- **EXERCISE INPUT**
= = =

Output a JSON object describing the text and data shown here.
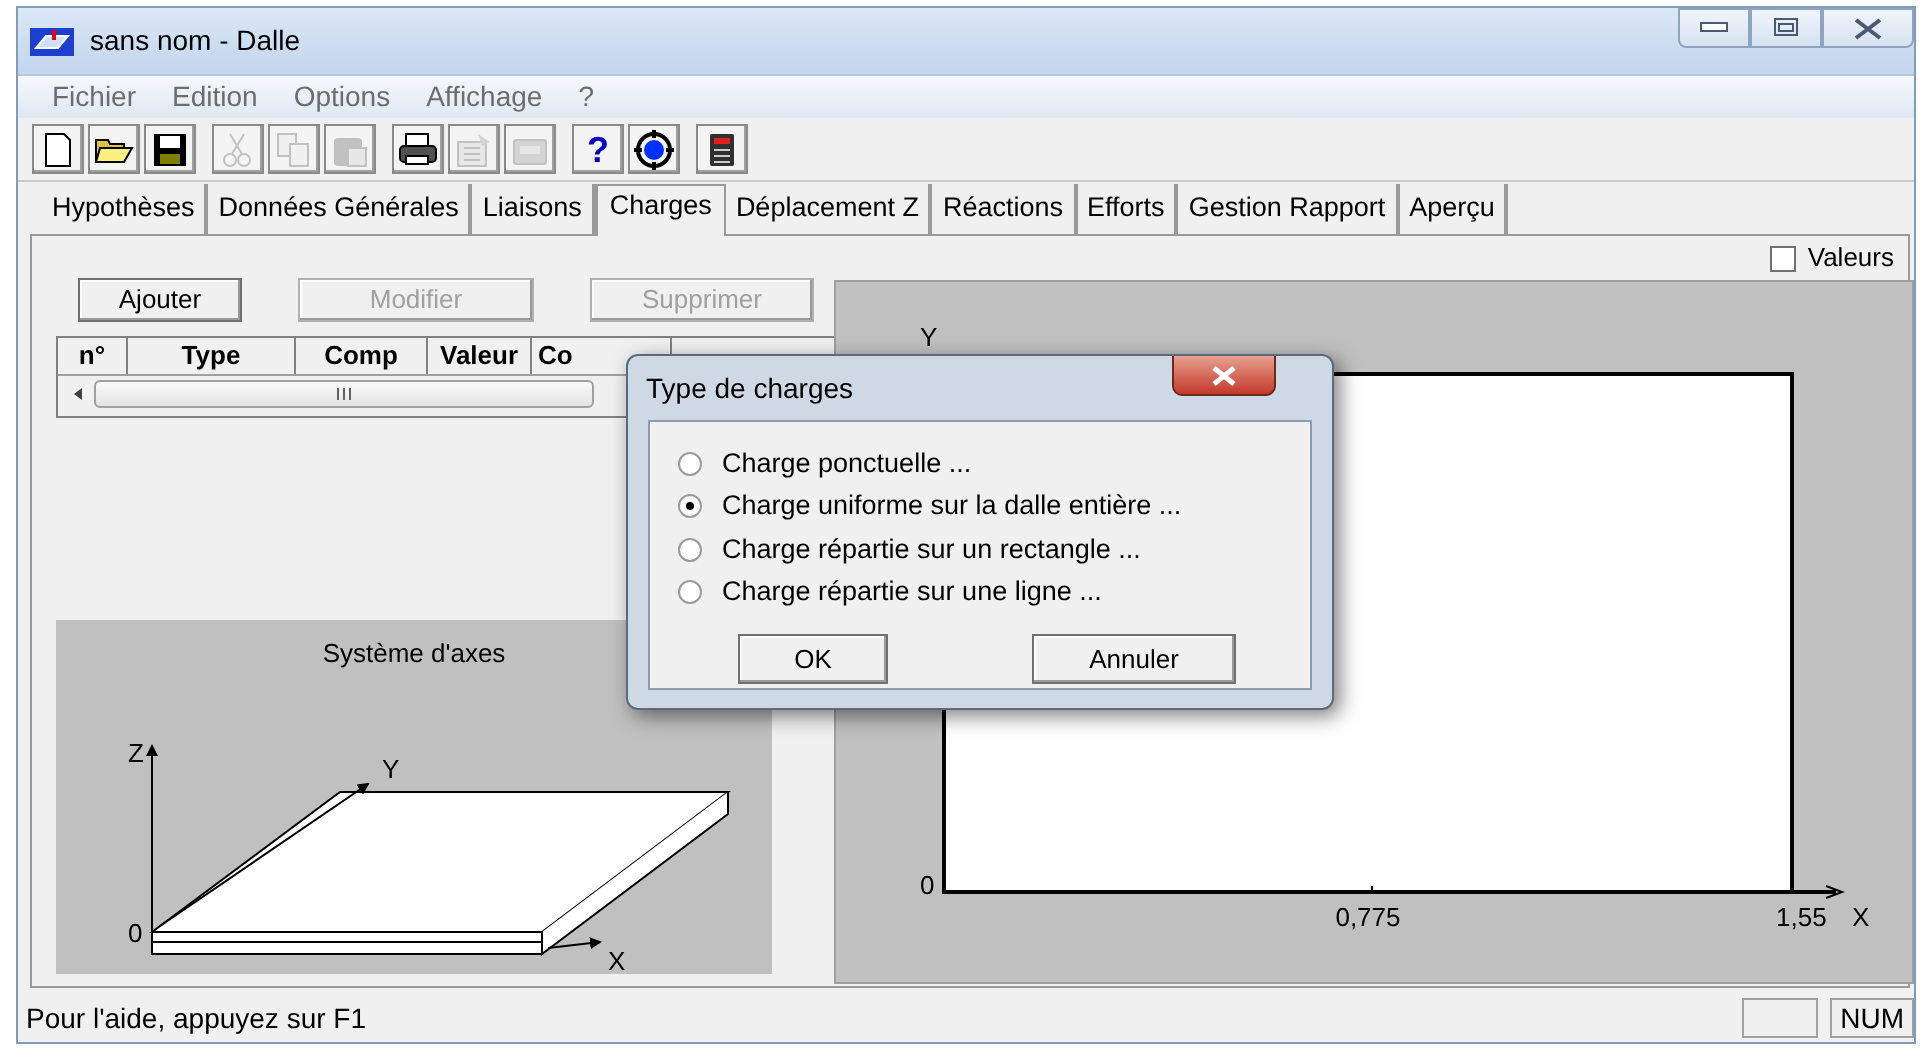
{
  "window": {
    "title": "sans nom - Dalle"
  },
  "menu": [
    "Fichier",
    "Edition",
    "Options",
    "Affichage",
    "?"
  ],
  "toolbar": [
    [
      {
        "kind": "new",
        "disabled": false
      },
      {
        "kind": "open",
        "disabled": false
      },
      {
        "kind": "save",
        "disabled": false
      }
    ],
    [
      {
        "kind": "cut",
        "disabled": true
      },
      {
        "kind": "copy",
        "disabled": true
      },
      {
        "kind": "paste",
        "disabled": true
      }
    ],
    [
      {
        "kind": "print",
        "disabled": false
      },
      {
        "kind": "properties",
        "disabled": true
      },
      {
        "kind": "tray",
        "disabled": true
      }
    ],
    [
      {
        "kind": "help",
        "label": "?",
        "disabled": false
      },
      {
        "kind": "target",
        "disabled": false
      }
    ],
    [
      {
        "kind": "calculator",
        "disabled": false
      }
    ]
  ],
  "tabs": [
    {
      "label": "Hypothèses",
      "selected": false
    },
    {
      "label": "Données Générales",
      "selected": false
    },
    {
      "label": "Liaisons",
      "selected": false
    },
    {
      "label": "Charges",
      "selected": true
    },
    {
      "label": "Déplacement Z",
      "selected": false
    },
    {
      "label": "Réactions",
      "selected": false
    },
    {
      "label": "Efforts",
      "selected": false
    },
    {
      "label": "Gestion Rapport",
      "selected": false
    },
    {
      "label": "Aperçu",
      "selected": false
    }
  ],
  "values_checkbox": {
    "label": "Valeurs",
    "checked": false
  },
  "buttons": [
    {
      "label": "Ajouter",
      "disabled": false
    },
    {
      "label": "Modifier",
      "disabled": true
    },
    {
      "label": "Supprimer",
      "disabled": true
    }
  ],
  "table": {
    "columns": [
      "n°",
      "Type",
      "Comp",
      "Valeur",
      "Co"
    ]
  },
  "axes_panel": {
    "title": "Système d'axes",
    "z_label": "Z",
    "y_label": "Y",
    "origin": "0",
    "x_label": "X"
  },
  "plot": {
    "y_label": "Y",
    "origin": "0",
    "x_ticks": [
      "0,775",
      "1,55"
    ],
    "x_label": "X"
  },
  "dialog": {
    "title": "Type de charges",
    "options": [
      {
        "label": "Charge ponctuelle ...",
        "selected": false
      },
      {
        "label": "Charge uniforme sur la dalle entière ...",
        "selected": true
      },
      {
        "label": "Charge répartie sur un rectangle ...",
        "selected": false
      },
      {
        "label": "Charge répartie sur une ligne ...",
        "selected": false
      }
    ],
    "buttons": [
      "OK",
      "Annuler"
    ]
  },
  "status_bar": {
    "text": "Pour l'aide, appuyez sur F1",
    "indicators": [
      "NUM"
    ]
  }
}
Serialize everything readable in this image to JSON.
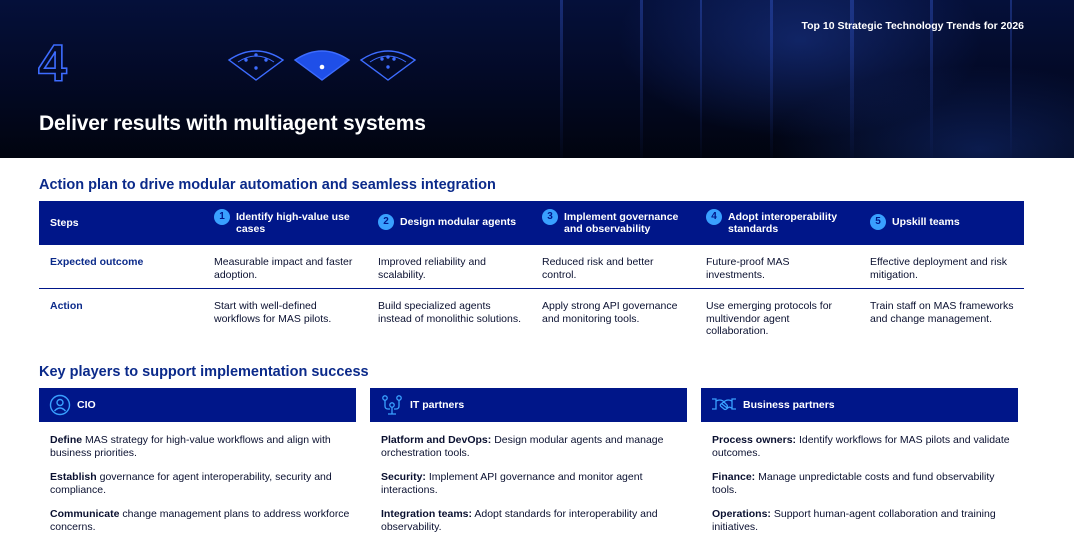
{
  "hero": {
    "header": "Top 10 Strategic Technology Trends for 2026",
    "number": "4",
    "title": "Deliver results with multiagent systems"
  },
  "action_plan": {
    "title": "Action plan to drive modular automation and seamless integration",
    "steps_label": "Steps",
    "steps": [
      {
        "number": "1",
        "label": "Identify high-value use cases"
      },
      {
        "number": "2",
        "label": "Design modular agents"
      },
      {
        "number": "3",
        "label": "Implement governance and observability"
      },
      {
        "number": "4",
        "label": "Adopt interoperability standards"
      },
      {
        "number": "5",
        "label": "Upskill teams"
      }
    ],
    "outcome_label": "Expected outcome",
    "outcomes": [
      "Measurable impact and faster adoption.",
      "Improved reliability and scalability.",
      "Reduced risk and better control.",
      "Future-proof MAS investments.",
      "Effective deployment and risk mitigation."
    ],
    "action_label": "Action",
    "actions": [
      "Start with well-defined workflows for MAS pilots.",
      "Build specialized agents instead of monolithic solutions.",
      "Apply strong API governance and monitoring tools.",
      "Use emerging protocols for multivendor agent collaboration.",
      "Train staff on MAS frameworks and change management."
    ]
  },
  "key_players": {
    "title": "Key players to support implementation success",
    "groups": [
      {
        "name": "CIO",
        "icon": "person-badge-icon",
        "items": [
          {
            "lead": "Define",
            "text": " MAS strategy for high-value workflows and align with business priorities."
          },
          {
            "lead": "Establish",
            "text": " governance for agent interoperability, security and compliance."
          },
          {
            "lead": "Communicate",
            "text": " change management plans to address workforce concerns."
          }
        ]
      },
      {
        "name": "IT partners",
        "icon": "network-people-icon",
        "items": [
          {
            "lead": "Platform and DevOps:",
            "text": " Design modular agents and manage orchestration tools."
          },
          {
            "lead": "Security:",
            "text": " Implement API governance and monitor agent interactions."
          },
          {
            "lead": "Integration teams:",
            "text": " Adopt standards for interoperability and observability."
          }
        ]
      },
      {
        "name": "Business partners",
        "icon": "handshake-icon",
        "items": [
          {
            "lead": "Process owners:",
            "text": " Identify workflows for MAS pilots and validate outcomes."
          },
          {
            "lead": "Finance:",
            "text": " Manage unpredictable costs and fund observability tools."
          },
          {
            "lead": "Operations:",
            "text": " Support human-agent collaboration and training initiatives."
          }
        ]
      }
    ]
  },
  "colors": {
    "navy": "#001689",
    "heading_blue": "#0b2a8a",
    "accent_blue": "#39a0ff",
    "hero_dark": "#030a28"
  }
}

= = =

- **BRIEF**
Transcribe all the lines above exactly, apart from the pictures.

- **RESULT**
Output a JSON object describing the text and data shown here.
{
  "window": {
    "title": "sans nom - Dalle"
  },
  "menu": [
    "Fichier",
    "Edition",
    "Options",
    "Affichage",
    "?"
  ],
  "toolbar": [
    [
      {
        "kind": "new",
        "disabled": false
      },
      {
        "kind": "open",
        "disabled": false
      },
      {
        "kind": "save",
        "disabled": false
      }
    ],
    [
      {
        "kind": "cut",
        "disabled": true
      },
      {
        "kind": "copy",
        "disabled": true
      },
      {
        "kind": "paste",
        "disabled": true
      }
    ],
    [
      {
        "kind": "print",
        "disabled": false
      },
      {
        "kind": "properties",
        "disabled": true
      },
      {
        "kind": "tray",
        "disabled": true
      }
    ],
    [
      {
        "kind": "help",
        "label": "?",
        "disabled": false
      },
      {
        "kind": "target",
        "disabled": false
      }
    ],
    [
      {
        "kind": "calculator",
        "disabled": false
      }
    ]
  ],
  "tabs": [
    {
      "label": "Hypothèses",
      "selected": false
    },
    {
      "label": "Données Générales",
      "selected": false
    },
    {
      "label": "Liaisons",
      "selected": false
    },
    {
      "label": "Charges",
      "selected": true
    },
    {
      "label": "Déplacement Z",
      "selected": false
    },
    {
      "label": "Réactions",
      "selected": false
    },
    {
      "label": "Efforts",
      "selected": false
    },
    {
      "label": "Gestion Rapport",
      "selected": false
    },
    {
      "label": "Aperçu",
      "selected": false
    }
  ],
  "values_checkbox": {
    "label": "Valeurs",
    "checked": false
  },
  "buttons": [
    {
      "label": "Ajouter",
      "disabled": false
    },
    {
      "label": "Modifier",
      "disabled": true
    },
    {
      "label": "Supprimer",
      "disabled": true
    }
  ],
  "table": {
    "columns": [
      "n°",
      "Type",
      "Comp",
      "Valeur",
      "Co"
    ]
  },
  "axes_panel": {
    "title": "Système d'axes",
    "z_label": "Z",
    "y_label": "Y",
    "origin": "0",
    "x_label": "X"
  },
  "plot": {
    "y_label": "Y",
    "origin": "0",
    "x_ticks": [
      "0,775",
      "1,55"
    ],
    "x_label": "X"
  },
  "dialog": {
    "title": "Type de charges",
    "options": [
      {
        "label": "Charge ponctuelle ...",
        "selected": false
      },
      {
        "label": "Charge uniforme sur la dalle entière ...",
        "selected": true
      },
      {
        "label": "Charge répartie sur un rectangle ...",
        "selected": false
      },
      {
        "label": "Charge répartie sur une ligne ...",
        "selected": false
      }
    ],
    "buttons": [
      "OK",
      "Annuler"
    ]
  },
  "status_bar": {
    "text": "Pour l'aide, appuyez sur F1",
    "indicators": [
      "NUM"
    ]
  }
}
Serialize everything readable in this image to JSON.
{
  "hero": {
    "header": "Top 10 Strategic Technology Trends for 2026",
    "number": "4",
    "title": "Deliver results with multiagent systems"
  },
  "action_plan": {
    "title": "Action plan to drive modular automation and seamless integration",
    "steps_label": "Steps",
    "steps": [
      {
        "number": "1",
        "label": "Identify high-value use cases"
      },
      {
        "number": "2",
        "label": "Design modular agents"
      },
      {
        "number": "3",
        "label": "Implement governance and observability"
      },
      {
        "number": "4",
        "label": "Adopt interoperability standards"
      },
      {
        "number": "5",
        "label": "Upskill teams"
      }
    ],
    "outcome_label": "Expected outcome",
    "outcomes": [
      "Measurable impact and faster adoption.",
      "Improved reliability and scalability.",
      "Reduced risk and better control.",
      "Future-proof MAS investments.",
      "Effective deployment and risk mitigation."
    ],
    "action_label": "Action",
    "actions": [
      "Start with well-defined workflows for MAS pilots.",
      "Build specialized agents instead of monolithic solutions.",
      "Apply strong API governance and monitoring tools.",
      "Use emerging protocols for multivendor agent collaboration.",
      "Train staff on MAS frameworks and change management."
    ]
  },
  "key_players": {
    "title": "Key players to support implementation success",
    "groups": [
      {
        "name": "CIO",
        "icon": "person-badge-icon",
        "items": [
          {
            "lead": "Define",
            "text": " MAS strategy for high-value workflows and align with business priorities."
          },
          {
            "lead": "Establish",
            "text": " governance for agent interoperability, security and compliance."
          },
          {
            "lead": "Communicate",
            "text": " change management plans to address workforce concerns."
          }
        ]
      },
      {
        "name": "IT partners",
        "icon": "network-people-icon",
        "items": [
          {
            "lead": "Platform and DevOps:",
            "text": " Design modular agents and manage orchestration tools."
          },
          {
            "lead": "Security:",
            "text": " Implement API governance and monitor agent interactions."
          },
          {
            "lead": "Integration teams:",
            "text": " Adopt standards for interoperability and observability."
          }
        ]
      },
      {
        "name": "Business partners",
        "icon": "handshake-icon",
        "items": [
          {
            "lead": "Process owners:",
            "text": " Identify workflows for MAS pilots and validate outcomes."
          },
          {
            "lead": "Finance:",
            "text": " Manage unpredictable costs and fund observability tools."
          },
          {
            "lead": "Operations:",
            "text": " Support human-agent collaboration and training initiatives."
          }
        ]
      }
    ]
  },
  "colors": {
    "navy": "#001689",
    "heading_blue": "#0b2a8a",
    "accent_blue": "#39a0ff",
    "hero_dark": "#030a28"
  }
}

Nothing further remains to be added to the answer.